● Written instruction
Write out the material exactly, without any of its pictures.

● Stored entries
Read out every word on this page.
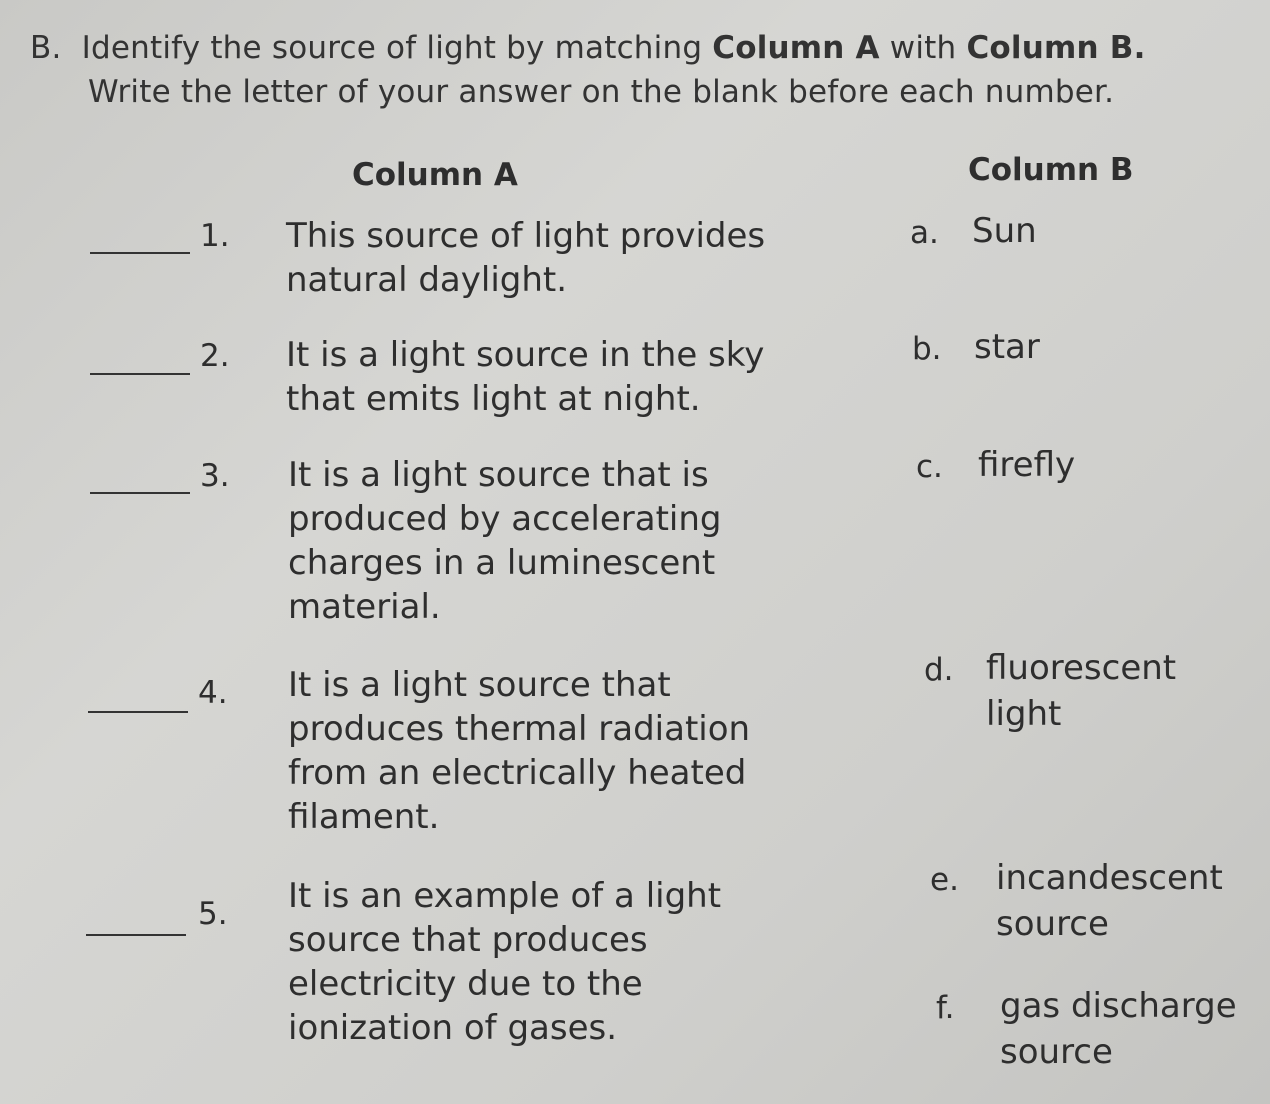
B. Identify the source of light by matching Column A with Column B.
Write the letter of your answer on the blank before each number.
Column A	Column B
1. This source of light provides
natural daylight.
2. It is a light source in the sky
that emits light at night.
3. It is a light source that is
produced by accelerating
charges in a luminescent
material.
4. It is a light source that
produces thermal radiation
from an electrically heated
filament.
5. It is an example of a light
source that produces
electricity due to the
ionization of gases.
a. Sun
b. star
c. firefly
d. fluorescent
light
e. incandescent
source
f. gas discharge
source
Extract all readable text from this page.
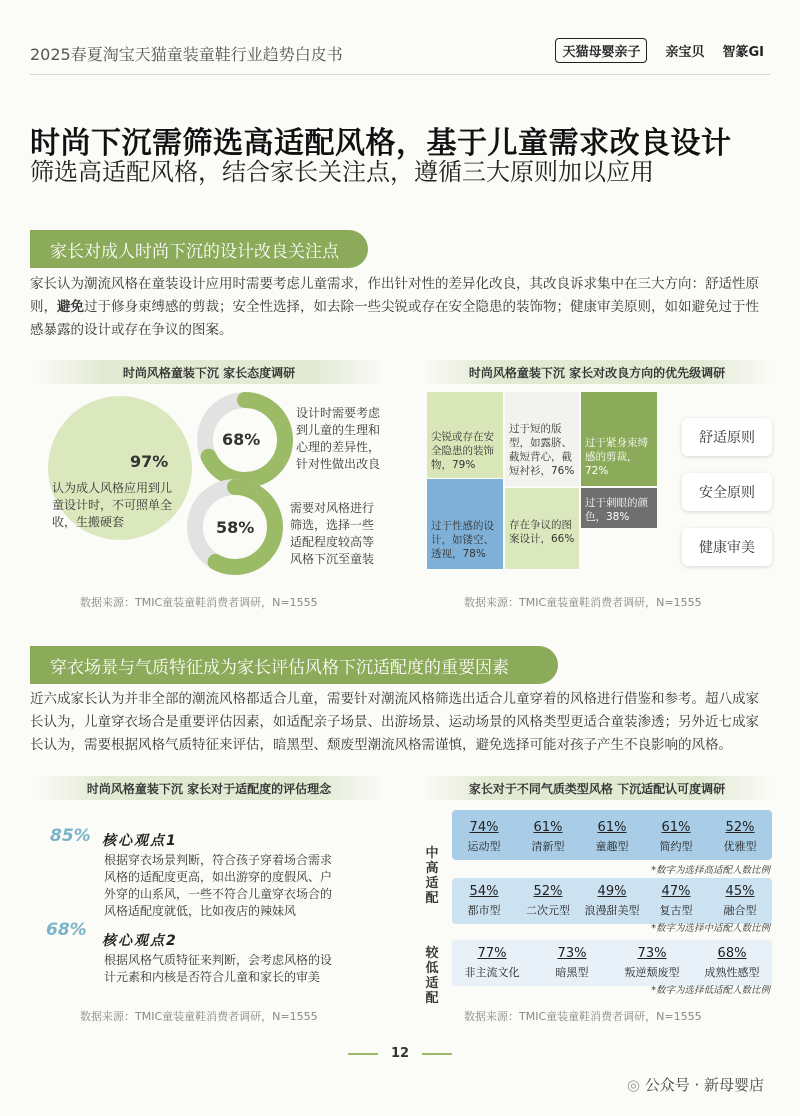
2025春夏淘宝天猫童装童鞋行业趋势白皮书	天猫母婴亲子	亲宝贝 智篆GI
时尚下沉需筛选高适配风格，基于儿童需求改良设计
筛选高适配风格，结合家长关注点，遵循三大原则加以应用
家长对成人时尚下沉的设计改良关注点
家长认为潮流风格在童装设计应用时需要考虑儿童需求，作出针对性的差异化改良，其改良诉求集中在三大方向：舒适性原则，避免过于修身束缚感的剪裁；安全性选择，如去除一些尖锐或存在安全隐患的装饰物；健康审美原则，如如避免过于性感暴露的设计或存在争议的图案。
时尚风格童装下沉 家长态度调研
97%
认为成人风格应用到儿童设计时，不可照单全收，生搬硬套
68%
设计时需要考虑到儿童的生理和心理的差异性，针对性做出改良
58%
需要对风格进行筛选，选择一些适配程度较高等风格下沉至童装
数据来源：TMIC童装童鞋消费者调研，N=1555
时尚风格童装下沉 家长对改良方向的优先级调研
尖锐或存在安全隐患的装饰物，79%
过于性感的设计，如镂空、透视，78%
过于短的版型，如露脐、截短背心，截短衬衫，76%
存在争议的图案设计，66%
过于紧身束缚感的剪裁，72%
过于刺眼的颜色，38%
舒适原则
安全原则
健康审美
数据来源：TMIC童装童鞋消费者调研，N=1555
穿衣场景与气质特征成为家长评估风格下沉适配度的重要因素
近六成家长认为并非全部的潮流风格都适合儿童，需要针对潮流风格筛选出适合儿童穿着的风格进行借鉴和参考。超八成家长认为，儿童穿衣场合是重要评估因素，如适配亲子场景、出游场景、运动场景的风格类型更适合童装渗透；另外近七成家长认为，需要根据风格气质特征来评估，暗黑型、颓废型潮流风格需谨慎，避免选择可能对孩子产生不良影响的风格。
时尚风格童装下沉 家长对于适配度的评估理念
85% 核心观点1
根据穿衣场景判断，符合孩子穿着场合需求风格的适配度更高，如出游穿的度假风、户外穿的山系风，一些不符合儿童穿衣场合的风格适配度就低，比如夜店的辣妹风
68%
核心观点2
根据风格气质特征来判断，会考虑风格的设计元素和内核是否符合儿童和家长的审美
数据来源：TMIC童装童鞋消费者调研，N=1555
家长对于不同气质类型风格 下沉适配认可度调研
中高适配
较低适配
74%
运动型
61%
清新型
61%
童趣型
61%
简约型
52%
优雅型
*数字为选择高适配人数比例
54%
都市型
52%
二次元型
49%
浪漫甜美型
47%
复古型
45%
融合型
*数字为选择中适配人数比例
77%
非主流文化
73%
暗黑型
73%
叛逆颓废型
68%
成熟性感型
*数字为选择低适配人数比例
数据来源：TMIC童装童鞋消费者调研，N=1555
12
◎ 公众号 · 新母婴店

● Answer to the exercise
Read out every word on this page.
B. Identify the source of light by matching Column A with Column B.
Write the letter of your answer on the blank before each number.
Column A	Column B
1. This source of light provides
natural daylight.
2. It is a light source in the sky
that emits light at night.
3. It is a light source that is
produced by accelerating
charges in a luminescent
material.
4. It is a light source that
produces thermal radiation
from an electrically heated
filament.
5. It is an example of a light
source that produces
electricity due to the
ionization of gases.
a. Sun
b. star
c. firefly
d. fluorescent
light
e. incandescent
source
f. gas discharge
source
Extract all readable text from this page.
2025春夏淘宝天猫童装童鞋行业趋势白皮书	天猫母婴亲子	亲宝贝 智篆GI
时尚下沉需筛选高适配风格，基于儿童需求改良设计
筛选高适配风格，结合家长关注点，遵循三大原则加以应用
家长对成人时尚下沉的设计改良关注点
家长认为潮流风格在童装设计应用时需要考虑儿童需求，作出针对性的差异化改良，其改良诉求集中在三大方向：舒适性原则，避免过于修身束缚感的剪裁；安全性选择，如去除一些尖锐或存在安全隐患的装饰物；健康审美原则，如如避免过于性感暴露的设计或存在争议的图案。
时尚风格童装下沉 家长态度调研
97%
认为成人风格应用到儿童设计时，不可照单全收，生搬硬套
68%
设计时需要考虑到儿童的生理和心理的差异性，针对性做出改良
58%
需要对风格进行筛选，选择一些适配程度较高等风格下沉至童装
数据来源：TMIC童装童鞋消费者调研，N=1555
时尚风格童装下沉 家长对改良方向的优先级调研
尖锐或存在安全隐患的装饰物，79%
过于性感的设计，如镂空、透视，78%
过于短的版型，如露脐、截短背心，截短衬衫，76%
存在争议的图案设计，66%
过于紧身束缚感的剪裁，72%
过于刺眼的颜色，38%
舒适原则
安全原则
健康审美
数据来源：TMIC童装童鞋消费者调研，N=1555
穿衣场景与气质特征成为家长评估风格下沉适配度的重要因素
近六成家长认为并非全部的潮流风格都适合儿童，需要针对潮流风格筛选出适合儿童穿着的风格进行借鉴和参考。超八成家长认为，儿童穿衣场合是重要评估因素，如适配亲子场景、出游场景、运动场景的风格类型更适合童装渗透；另外近七成家长认为，需要根据风格气质特征来评估，暗黑型、颓废型潮流风格需谨慎，避免选择可能对孩子产生不良影响的风格。
时尚风格童装下沉 家长对于适配度的评估理念
85% 核心观点1
根据穿衣场景判断，符合孩子穿着场合需求风格的适配度更高，如出游穿的度假风、户外穿的山系风，一些不符合儿童穿衣场合的风格适配度就低，比如夜店的辣妹风
68%
核心观点2
根据风格气质特征来判断，会考虑风格的设计元素和内核是否符合儿童和家长的审美
数据来源：TMIC童装童鞋消费者调研，N=1555
家长对于不同气质类型风格 下沉适配认可度调研
中高适配
较低适配
74%
运动型
61%
清新型
61%
童趣型
61%
简约型
52%
优雅型
*数字为选择高适配人数比例
54%
都市型
52%
二次元型
49%
浪漫甜美型
47%
复古型
45%
融合型
*数字为选择中适配人数比例
77%
非主流文化
73%
暗黑型
73%
叛逆颓废型
68%
成熟性感型
*数字为选择低适配人数比例
数据来源：TMIC童装童鞋消费者调研，N=1555
12
◎ 公众号 · 新母婴店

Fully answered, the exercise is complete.